* [EXERCISE BRIEF]:
From the text on randomness testing below, list every sequence of interest that the procedure was run on.

==== DOCUMENT EXTRACT

We can see that by simply looking at the details of a sequence, element by element, we can make some headway in determining whether a sequence is random or not. We got the fair coin post-convolution frequency distributions of summing to 0, 1, and 2 for a 2-element sliding window that does summation (convolution). We then ran the same procedure on our sequences of interest (fair coin control, random walk generated sequence, and unfair coin) to show that this rather simple method is very powerful in terms of determining whether a mystery sequence comes from a specified initial random process. Testing for randomness is a rich branch of statistics, and there are many ways to do it. Hopefully, this piece has given you some intuition around how you would go about testing for randomness, sufficient that you might find or even invent some unique randomness tests of your own.

========
==== RECORDS SUPPLIED

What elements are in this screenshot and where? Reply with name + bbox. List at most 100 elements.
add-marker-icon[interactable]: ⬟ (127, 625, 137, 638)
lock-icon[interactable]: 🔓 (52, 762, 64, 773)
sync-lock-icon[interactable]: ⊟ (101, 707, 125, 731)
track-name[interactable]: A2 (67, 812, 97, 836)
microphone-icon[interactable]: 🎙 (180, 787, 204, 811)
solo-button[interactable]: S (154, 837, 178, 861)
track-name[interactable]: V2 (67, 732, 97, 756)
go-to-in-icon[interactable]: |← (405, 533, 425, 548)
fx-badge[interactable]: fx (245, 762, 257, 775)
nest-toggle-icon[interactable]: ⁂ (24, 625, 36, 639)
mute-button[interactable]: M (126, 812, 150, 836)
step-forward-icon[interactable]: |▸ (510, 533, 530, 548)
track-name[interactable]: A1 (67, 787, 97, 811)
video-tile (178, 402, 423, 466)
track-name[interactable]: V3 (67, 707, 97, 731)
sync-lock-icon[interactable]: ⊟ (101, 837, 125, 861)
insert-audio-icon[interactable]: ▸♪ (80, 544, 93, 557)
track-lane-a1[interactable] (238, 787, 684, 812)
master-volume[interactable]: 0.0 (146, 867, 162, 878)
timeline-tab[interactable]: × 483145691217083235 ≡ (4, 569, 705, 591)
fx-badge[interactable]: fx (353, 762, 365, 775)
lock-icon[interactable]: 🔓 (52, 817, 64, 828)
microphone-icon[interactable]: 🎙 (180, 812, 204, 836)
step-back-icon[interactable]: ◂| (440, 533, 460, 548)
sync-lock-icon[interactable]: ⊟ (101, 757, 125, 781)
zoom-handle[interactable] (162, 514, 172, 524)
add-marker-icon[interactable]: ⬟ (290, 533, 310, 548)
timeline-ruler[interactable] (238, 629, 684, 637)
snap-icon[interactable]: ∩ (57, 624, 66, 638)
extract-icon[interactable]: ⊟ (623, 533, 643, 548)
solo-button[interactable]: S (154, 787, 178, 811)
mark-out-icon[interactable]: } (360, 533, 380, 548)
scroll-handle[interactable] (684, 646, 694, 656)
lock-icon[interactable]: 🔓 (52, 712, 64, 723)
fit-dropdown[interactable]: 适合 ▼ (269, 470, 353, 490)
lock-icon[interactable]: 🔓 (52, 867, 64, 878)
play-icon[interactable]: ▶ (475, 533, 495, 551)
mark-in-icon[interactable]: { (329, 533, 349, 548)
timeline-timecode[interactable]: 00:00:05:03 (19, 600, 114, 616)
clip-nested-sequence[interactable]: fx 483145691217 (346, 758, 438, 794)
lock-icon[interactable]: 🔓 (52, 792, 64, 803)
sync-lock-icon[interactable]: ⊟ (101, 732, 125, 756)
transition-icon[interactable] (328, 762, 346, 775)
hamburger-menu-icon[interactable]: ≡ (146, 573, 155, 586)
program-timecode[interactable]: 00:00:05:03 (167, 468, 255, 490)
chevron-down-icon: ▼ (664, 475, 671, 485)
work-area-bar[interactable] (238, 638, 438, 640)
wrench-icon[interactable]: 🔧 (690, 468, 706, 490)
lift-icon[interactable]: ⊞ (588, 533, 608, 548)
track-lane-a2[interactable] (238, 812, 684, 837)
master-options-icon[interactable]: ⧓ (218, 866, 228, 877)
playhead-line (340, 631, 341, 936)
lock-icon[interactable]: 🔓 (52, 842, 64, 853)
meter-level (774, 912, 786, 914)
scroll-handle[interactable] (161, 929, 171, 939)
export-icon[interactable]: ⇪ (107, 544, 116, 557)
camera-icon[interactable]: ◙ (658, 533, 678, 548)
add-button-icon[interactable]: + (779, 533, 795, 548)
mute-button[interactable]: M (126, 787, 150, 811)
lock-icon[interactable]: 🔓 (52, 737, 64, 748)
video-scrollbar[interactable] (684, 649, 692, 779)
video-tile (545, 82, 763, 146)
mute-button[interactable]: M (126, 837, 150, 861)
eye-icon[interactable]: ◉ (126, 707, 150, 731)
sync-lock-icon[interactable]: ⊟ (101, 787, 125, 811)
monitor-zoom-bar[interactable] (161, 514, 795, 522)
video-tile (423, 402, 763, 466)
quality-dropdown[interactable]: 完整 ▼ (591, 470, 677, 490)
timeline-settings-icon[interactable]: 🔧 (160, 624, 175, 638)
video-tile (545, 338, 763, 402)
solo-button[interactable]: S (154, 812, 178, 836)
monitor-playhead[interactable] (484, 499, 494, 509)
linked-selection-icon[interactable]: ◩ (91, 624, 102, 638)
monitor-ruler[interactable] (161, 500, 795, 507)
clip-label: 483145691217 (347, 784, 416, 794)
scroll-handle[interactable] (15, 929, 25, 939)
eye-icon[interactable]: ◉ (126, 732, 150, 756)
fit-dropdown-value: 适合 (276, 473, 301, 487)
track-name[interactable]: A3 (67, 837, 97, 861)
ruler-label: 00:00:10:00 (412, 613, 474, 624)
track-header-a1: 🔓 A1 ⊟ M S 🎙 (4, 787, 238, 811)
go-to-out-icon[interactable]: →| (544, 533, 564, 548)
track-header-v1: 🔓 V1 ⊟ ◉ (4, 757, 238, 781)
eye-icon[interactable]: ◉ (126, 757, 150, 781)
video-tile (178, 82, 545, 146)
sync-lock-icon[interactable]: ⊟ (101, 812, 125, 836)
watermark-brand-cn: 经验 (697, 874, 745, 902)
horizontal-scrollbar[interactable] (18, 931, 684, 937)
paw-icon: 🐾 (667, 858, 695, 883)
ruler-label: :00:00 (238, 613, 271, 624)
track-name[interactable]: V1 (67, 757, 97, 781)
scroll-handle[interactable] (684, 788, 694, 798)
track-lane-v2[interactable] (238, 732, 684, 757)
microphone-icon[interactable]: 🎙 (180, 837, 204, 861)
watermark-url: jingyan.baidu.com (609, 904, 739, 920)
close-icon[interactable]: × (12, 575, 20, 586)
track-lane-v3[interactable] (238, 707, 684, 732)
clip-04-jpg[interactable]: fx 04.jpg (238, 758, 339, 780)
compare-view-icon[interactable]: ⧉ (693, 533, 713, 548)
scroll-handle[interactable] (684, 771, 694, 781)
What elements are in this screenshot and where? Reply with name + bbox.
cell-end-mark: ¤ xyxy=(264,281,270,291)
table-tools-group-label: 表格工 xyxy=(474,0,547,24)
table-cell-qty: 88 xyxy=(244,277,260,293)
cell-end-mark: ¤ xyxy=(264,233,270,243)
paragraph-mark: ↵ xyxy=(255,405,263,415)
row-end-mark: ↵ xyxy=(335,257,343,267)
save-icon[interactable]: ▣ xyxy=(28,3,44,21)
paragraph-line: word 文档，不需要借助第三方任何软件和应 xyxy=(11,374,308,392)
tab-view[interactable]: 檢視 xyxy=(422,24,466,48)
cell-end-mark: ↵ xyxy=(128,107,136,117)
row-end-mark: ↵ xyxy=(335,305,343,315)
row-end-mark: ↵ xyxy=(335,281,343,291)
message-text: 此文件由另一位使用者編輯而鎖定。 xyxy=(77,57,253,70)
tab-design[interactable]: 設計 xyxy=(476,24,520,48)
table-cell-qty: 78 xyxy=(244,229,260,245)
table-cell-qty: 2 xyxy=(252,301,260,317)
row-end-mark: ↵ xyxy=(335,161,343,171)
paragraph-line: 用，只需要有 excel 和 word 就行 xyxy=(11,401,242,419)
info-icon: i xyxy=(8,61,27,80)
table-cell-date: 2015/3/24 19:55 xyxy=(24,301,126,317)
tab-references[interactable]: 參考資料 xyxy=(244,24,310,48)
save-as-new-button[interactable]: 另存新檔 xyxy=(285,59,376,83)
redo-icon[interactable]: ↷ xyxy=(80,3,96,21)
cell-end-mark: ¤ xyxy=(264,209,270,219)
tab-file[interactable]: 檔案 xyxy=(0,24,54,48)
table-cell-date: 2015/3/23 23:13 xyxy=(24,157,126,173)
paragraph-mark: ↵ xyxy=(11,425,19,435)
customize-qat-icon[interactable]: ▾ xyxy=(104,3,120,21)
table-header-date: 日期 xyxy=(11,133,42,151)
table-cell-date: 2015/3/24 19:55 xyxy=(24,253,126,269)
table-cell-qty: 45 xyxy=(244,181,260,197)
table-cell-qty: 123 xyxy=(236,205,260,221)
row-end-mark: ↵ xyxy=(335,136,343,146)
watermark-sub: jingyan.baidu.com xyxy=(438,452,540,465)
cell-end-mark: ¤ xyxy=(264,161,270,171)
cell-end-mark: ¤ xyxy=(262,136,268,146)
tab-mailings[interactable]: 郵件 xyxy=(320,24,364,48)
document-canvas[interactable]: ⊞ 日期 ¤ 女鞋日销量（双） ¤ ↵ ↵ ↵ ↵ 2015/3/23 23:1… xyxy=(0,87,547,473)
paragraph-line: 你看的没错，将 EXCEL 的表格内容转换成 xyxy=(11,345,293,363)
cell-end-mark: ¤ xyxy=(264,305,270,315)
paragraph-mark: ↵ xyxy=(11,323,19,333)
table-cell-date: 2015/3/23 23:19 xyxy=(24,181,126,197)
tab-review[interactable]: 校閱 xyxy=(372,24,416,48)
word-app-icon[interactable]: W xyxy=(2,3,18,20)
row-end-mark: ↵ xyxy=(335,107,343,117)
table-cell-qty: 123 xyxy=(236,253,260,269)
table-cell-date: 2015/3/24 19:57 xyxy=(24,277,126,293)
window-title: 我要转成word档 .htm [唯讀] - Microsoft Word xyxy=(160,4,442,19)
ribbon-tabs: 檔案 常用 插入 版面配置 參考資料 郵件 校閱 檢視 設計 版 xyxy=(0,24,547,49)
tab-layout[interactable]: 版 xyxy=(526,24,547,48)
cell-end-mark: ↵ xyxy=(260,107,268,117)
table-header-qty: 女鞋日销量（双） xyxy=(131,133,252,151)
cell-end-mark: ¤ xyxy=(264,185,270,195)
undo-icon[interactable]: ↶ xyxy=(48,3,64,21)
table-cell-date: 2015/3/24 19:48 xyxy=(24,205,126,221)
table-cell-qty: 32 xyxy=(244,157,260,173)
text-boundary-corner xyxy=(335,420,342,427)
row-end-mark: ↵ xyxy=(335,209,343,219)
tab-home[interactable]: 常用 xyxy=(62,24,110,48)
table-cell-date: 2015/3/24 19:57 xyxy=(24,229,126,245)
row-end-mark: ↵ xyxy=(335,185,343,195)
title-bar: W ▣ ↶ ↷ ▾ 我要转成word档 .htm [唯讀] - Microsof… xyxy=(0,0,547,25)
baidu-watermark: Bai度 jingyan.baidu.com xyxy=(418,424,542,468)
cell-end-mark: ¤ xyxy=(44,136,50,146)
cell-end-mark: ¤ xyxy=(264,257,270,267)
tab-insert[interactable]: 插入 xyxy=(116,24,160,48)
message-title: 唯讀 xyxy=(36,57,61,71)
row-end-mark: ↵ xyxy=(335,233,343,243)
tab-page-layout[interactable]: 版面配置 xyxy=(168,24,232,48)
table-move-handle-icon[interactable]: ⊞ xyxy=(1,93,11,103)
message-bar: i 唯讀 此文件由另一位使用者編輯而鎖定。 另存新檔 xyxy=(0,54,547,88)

========

* [RESULT FOR THIS TASK]:
fair coin control
random walk generated sequence
unfair coin